Extracted records

-- BEGIN --

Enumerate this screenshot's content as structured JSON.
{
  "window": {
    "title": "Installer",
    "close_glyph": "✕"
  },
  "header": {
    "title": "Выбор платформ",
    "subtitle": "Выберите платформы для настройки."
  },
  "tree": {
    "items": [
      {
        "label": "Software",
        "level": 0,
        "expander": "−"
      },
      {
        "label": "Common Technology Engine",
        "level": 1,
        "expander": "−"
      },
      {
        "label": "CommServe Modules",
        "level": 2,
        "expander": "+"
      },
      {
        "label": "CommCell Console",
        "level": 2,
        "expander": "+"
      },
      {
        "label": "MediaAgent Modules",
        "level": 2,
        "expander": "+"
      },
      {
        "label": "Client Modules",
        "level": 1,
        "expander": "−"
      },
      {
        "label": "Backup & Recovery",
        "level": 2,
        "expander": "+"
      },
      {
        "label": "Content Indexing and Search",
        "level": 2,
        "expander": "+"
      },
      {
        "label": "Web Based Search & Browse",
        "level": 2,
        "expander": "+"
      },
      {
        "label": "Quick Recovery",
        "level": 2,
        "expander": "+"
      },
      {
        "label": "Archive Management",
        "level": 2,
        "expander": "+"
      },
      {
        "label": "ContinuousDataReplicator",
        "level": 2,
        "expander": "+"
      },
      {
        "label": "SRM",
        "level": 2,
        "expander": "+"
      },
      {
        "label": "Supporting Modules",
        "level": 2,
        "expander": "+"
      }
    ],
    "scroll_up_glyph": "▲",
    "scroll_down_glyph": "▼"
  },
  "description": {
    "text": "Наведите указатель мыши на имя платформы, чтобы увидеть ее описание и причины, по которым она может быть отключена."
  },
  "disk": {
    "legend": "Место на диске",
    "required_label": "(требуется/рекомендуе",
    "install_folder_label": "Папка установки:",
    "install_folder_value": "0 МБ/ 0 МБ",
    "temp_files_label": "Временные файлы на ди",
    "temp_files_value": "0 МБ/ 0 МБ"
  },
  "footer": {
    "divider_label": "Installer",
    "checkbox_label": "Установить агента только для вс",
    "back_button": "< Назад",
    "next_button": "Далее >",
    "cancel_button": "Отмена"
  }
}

-- END --

* _Your goal_: Look through the data and show every line containing "Modules".

* _Final result_:
        "label": "CommServe Modules",
        "label": "MediaAgent Modules",
        "label": "Client Modules",
        "label": "Supporting Modules",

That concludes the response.